Read the lines that follow and pick out every one containing the word "WIAA".

## GIVEN INFORMATION
= = = =

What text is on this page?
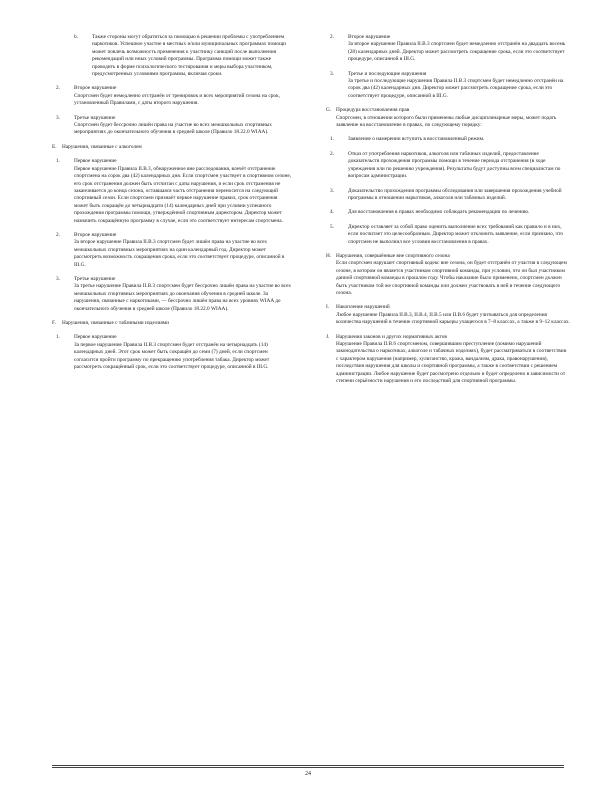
b.	Также стороны могут обратиться за помощью в решении проблемы с употреблением наркотиков. Успешное участие в местных и/или муниципальных программах помощи может повлечь возможность применения к участнику санкций после выполнения рекомендаций или иных условий программы. Программа помощи может также проводить в форме психологического тестирования и меры выбора участником, предусмотренных условиями программы, включая сроки.
2.	Второе нарушение
Спортсмен будет немедленно отстранён от тренировок и всех мероприятий сезона на срок, установленный Правилами, с даты второго нарушения.
3.	Третье нарушение
Спортсмен будет бессрочно лишён права на участие во всех межшкольных спортивных мероприятиях до окончательного обучения в средней школе (Правило 18.22.0 WIAA).
E. Нарушения, связанные с алкоголем
1.	Первое нарушение
Первое нарушение Правила II.B.3, обнаруженное вне расследования, влечёт отстранение спортсмена на сорок два (42) календарных дня. Если спортсмен участвует в спортивном сезоне, его срок отстранения должен быть отсчитан с даты нарушения, и если срок отстранения не заканчивается до конца сезона, оставшаяся часть отстранения переносится на следующий спортивный сезон. Если спортсмен признаёт первое нарушение правил, срок отстранения может быть сокращён до четырнадцати (14) календарных дней при условии успешного прохождения программы помощи, утверждённой спортивным директором. Директор может назначить сокращённую программу в случае, если это соответствует интересам спортсмена.
2.	Второе нарушение
За второе нарушение Правила II.B.3 спортсмен будет лишён права на участие во всех межшкольных спортивных мероприятиях на один календарный год. Директор может рассмотреть возможность сокращения срока, если это соответствует процедуре, описанной в III.G.
3.	Третье нарушение
За третье нарушение Правила II.B.3 спортсмен будет бессрочно лишён права на участие во всех межшкольных спортивных мероприятиях до окончания обучения в средней школе. За нарушения, связанные с наркотиками, — бессрочно лишён права на всех уровнях WIAA до окончательного обучения в средней школе (Правило 18.22.0 WIAA).
F. Нарушения, связанные с табачными изделиями
1.	Первое нарушение
За первое нарушение Правила II.B.3 спортсмен будет отстранён на четырнадцать (14) календарных дней. Этот срок может быть сокращён до семи (7) дней, если спортсмен согласится пройти программу по прекращению употребления табака. Директор может рассмотреть сокращённый срок, если это соответствует процедуре, описанной в III.G.
2.	Второе нарушение
За второе нарушение Правила II.B.3 спортсмен будет немедленно отстранён на двадцать восемь (28) календарных дней. Директор может рассмотреть сокращение срока, если это соответствует процедуре, описанной в III.G.
3.	Третье и последующие нарушения
За третье и последующие нарушения Правила II.B.3 спортсмен будет немедленно отстранён на сорок два (42) календарных дня. Директор может рассмотреть сокращение срока, если это соответствует процедуре, описанной в III.G.
G. Процедура восстановления прав
Спортсмен, в отношении которого были применены любые дисциплинарные меры, может подать заявление на восстановление в правах, по следующему порядку:
1.	Заявление о намерении вступить в восстановленный режим.
2.	Отказ от употребления наркотиков, алкоголя или табачных изделий, предоставление доказательств прохождения программы помощи в течение периода отстранения (в ходе учреждения или по решению учреждения). Результаты будут доступны всем специалистам по вопросам администрации.
3.	Доказательство прохождения программы обследования или завершения прохождения учебной программы в отношении наркотиков, алкоголя или табачных изделий.
4.	Для восстановления в правах необходимо соблюдать рекомендации по лечению.
5.	Директор оставляет за собой право оценить выполнение всех требований как правило и в них, если посчитает это целесообразным. Директор может отклонить заявление, если признано, что спортсмен не выполнил все условия восстановления в правах.
H. Нарушения, совершённые вне спортивного сезона
Если спортсмен нарушает спортивный кодекс вне сезона, он будет отстранён от участия в следующем сезоне, в котором он является участником спортивной команды, при условии, что он был участником данной спортивной команды в прошлом году. Чтобы наказание было применено, спортсмен должен быть участником той же спортивной команды или должен участвовать в ней в течение следующего сезона.
I. Накопление нарушений
Любое нарушение Правила II.B.3, II.B.4, II.B.5 или II.B.6 будет учитываться для определения количества нарушений в течение спортивной карьеры учащегося в 7–8 классах, а также в 9–12 классах.
J. Нарушения законов и других нормативных актов
Нарушение Правила II.B.6 спортсменом, совершившим преступление (помимо нарушений законодательства о наркотиках, алкоголе и табачных изделиях), будет рассматриваться в соответствии с характером нарушения (например, хулиганство, кража, вандализм, драка, правонарушения), последствия нарушения для школы и спортивной программы, а также в соответствии с решением администрации. Любое нарушение будет рассмотрено отдельно и будет определено в зависимости от степени серьёзности нарушения и его последствий для спортивной программы.
24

= = = =

## OUTPUT BELOW
Спортсмен будет бессрочно лишён права на участие во всех межшкольных спортивных мероприятиях до окончательного обучения в средней школе (Правило 18.22.0 WIAA).
За третье нарушение Правила II.B.3 спортсмен будет бессрочно лишён права на участие во всех межшкольных спортивных мероприятиях до окончания обучения в средней школе. За нарушения, связанные с наркотиками, — бессрочно лишён права на всех уровнях WIAA до окончательного обучения в средней школе (Правило 18.22.0 WIAA).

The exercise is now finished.